── GIVEN TEXT ──
On 09/18/2015 09:56 AM, Maciej W. Rozycki wrote:
> Hi Luis,
>
>> I tracked this down to the lack of a proper definition of what MIPS' kernel
>> returns in the si_code for a software breakpoint trap.
>>
>> Though i did not find documentation about this, tests showed that we should
>> check for SI_KERNEL, just like i386. I've cc-ed Maciej, just to be sure this
>> is indeed correct.
>
>   Hmm, the MIPS/Linux port does not set any particular code for SIGTRAP,
> all such signals will have the SI_KERNEL default, so you may well return
> TRUE unconditionally.
>
>   I'm not convinced however that it is safe to assume all SIGTRAPs come
> from breakpoints -- this signal is sent by the kernel for both BREAK and
> trap (multiple mnemonics, e.g. TEQ, TGEI, etc.) instructions which may
> have been placed throughout code for some reason, for example to serve as
> cheap assertion checks.
>
>   Is there a separate check made afterwards like `bpstat_explains_signal'
> to validate the source of the signal here?
>
>   Perhaps we should make it a part of the ABI and teach MIPS/Linux about
> the breakpoint encoding used by GDB, which is `BREAK 5' (aka BRK_SSTEPBP
> in kernel-speak, a misnomer I'm afraid), and make it set `si_code' to
> TRAP_BRKPT, as expected.  This won't fix history of course, but at least
> it will make debugging a little bit easier to handle in the future.
> Cc-ing `linux-mips' for further input.
>
>   I was wondering where these SIGTRAPs come from too BTW, thanks for
> investigating it.  And thanks for the heads-up!
>
>    Maciej
>
>
  
Maciej W. Rozycki Sept. 18, 2015, 6:36 p.m. UTC | #3
On Fri, 18 Sep 2015, David Daney wrote:

> We have to be very careful changing the ABI here.
> 
> This is used by almost all userspace code to detect integer division by zero.
> Many things like the libgcj runtime use this to generate runtime exceptions,
> we don't want to break them.

 No worries here, integer division by 0 and overflow use `BREAK 7' and 
`BREAK 6' respectively (or corresponding trap instructions) and these 
cases are already handled correctly, as I implemented many years ago for 
regular MIPS user code and recently fixed for MIPS16 code (and less 
recently for microMIPS code as well).  Have a look at `do_trap_or_bp' in 
arch/mips/kernel/traps.c for details.

 There's no collision with `BREAK 5'; Linux code would of course have to 
treat 5 as an unrecognised for traps and would therefore handle the case 
right in `do_bp' like with kprobe breakpoints.
───
── RECORDS PROVIDED ──
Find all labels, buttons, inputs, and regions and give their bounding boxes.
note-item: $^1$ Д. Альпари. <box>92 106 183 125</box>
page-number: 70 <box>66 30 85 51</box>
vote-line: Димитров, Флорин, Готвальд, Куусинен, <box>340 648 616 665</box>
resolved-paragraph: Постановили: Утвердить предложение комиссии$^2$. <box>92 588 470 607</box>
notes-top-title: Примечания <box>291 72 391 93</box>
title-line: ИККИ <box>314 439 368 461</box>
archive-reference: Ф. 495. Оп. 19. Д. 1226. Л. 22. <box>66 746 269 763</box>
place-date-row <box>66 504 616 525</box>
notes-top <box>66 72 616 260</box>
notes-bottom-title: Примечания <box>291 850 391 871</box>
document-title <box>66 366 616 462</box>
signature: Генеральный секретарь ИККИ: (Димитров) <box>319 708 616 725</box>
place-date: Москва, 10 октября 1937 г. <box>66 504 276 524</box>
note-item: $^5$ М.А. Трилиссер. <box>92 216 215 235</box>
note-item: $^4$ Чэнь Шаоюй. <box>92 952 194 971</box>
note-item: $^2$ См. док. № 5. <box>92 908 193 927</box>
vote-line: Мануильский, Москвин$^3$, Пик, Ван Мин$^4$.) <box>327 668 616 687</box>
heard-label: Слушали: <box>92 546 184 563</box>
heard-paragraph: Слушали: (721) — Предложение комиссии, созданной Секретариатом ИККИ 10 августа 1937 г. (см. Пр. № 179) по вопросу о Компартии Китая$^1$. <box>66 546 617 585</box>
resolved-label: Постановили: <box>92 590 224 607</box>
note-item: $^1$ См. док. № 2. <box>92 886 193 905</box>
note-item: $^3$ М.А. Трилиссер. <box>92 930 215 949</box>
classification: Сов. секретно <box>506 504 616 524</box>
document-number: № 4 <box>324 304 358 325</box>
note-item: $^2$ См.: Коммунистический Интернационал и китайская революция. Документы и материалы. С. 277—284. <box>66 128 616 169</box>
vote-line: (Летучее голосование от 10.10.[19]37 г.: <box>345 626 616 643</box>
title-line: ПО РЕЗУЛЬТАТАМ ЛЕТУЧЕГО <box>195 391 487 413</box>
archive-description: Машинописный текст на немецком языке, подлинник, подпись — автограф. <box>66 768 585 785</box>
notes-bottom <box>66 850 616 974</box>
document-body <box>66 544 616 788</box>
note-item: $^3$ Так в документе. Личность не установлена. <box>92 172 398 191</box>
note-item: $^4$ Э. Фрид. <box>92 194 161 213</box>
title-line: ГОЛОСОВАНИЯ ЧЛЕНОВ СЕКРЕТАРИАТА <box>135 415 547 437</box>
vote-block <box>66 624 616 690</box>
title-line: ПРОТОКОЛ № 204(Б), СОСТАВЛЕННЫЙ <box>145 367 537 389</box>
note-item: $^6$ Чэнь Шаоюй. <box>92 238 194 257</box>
───
_EXERCISE SET_.
[1] Copy the part of the MIPS SIGTRAP thread starting at "There's no collision" and ending at "with kprobe breakpoints.".
[2] Say whether each statement agrees with the MIPS SIGTRAP thread, answering yes or no and quoting the deciding words: (a) The breakpoint encoding used by GDB is `BREAK 5'. (b) Integer division by zero uses `BREAK 6'. (c) The MIPS/Linux port sets a particular code for SIGTRAP.
[3] In the MIPS SIGTRAP thread, which file is named as the place to look at `do_trap_or_bp' for details?

_SOLUTIONS BY TASK_.
[1]
There's no collision with `BREAK 5'; Linux code would of course have to 
treat 5 as an unrecognised for traps and would therefore handle the case 
right in `do_bp' like with kprobe breakpoints.

[2]
(a) Yes: "the breakpoint encoding used by GDB, which is `BREAK 5'"
(b) No: "integer division by 0 and overflow use `BREAK 7' and `BREAK 6' respectively"
(c) No: "the MIPS/Linux port does not set any particular code for SIGTRAP"

[3] arch/mips/kernel/traps.c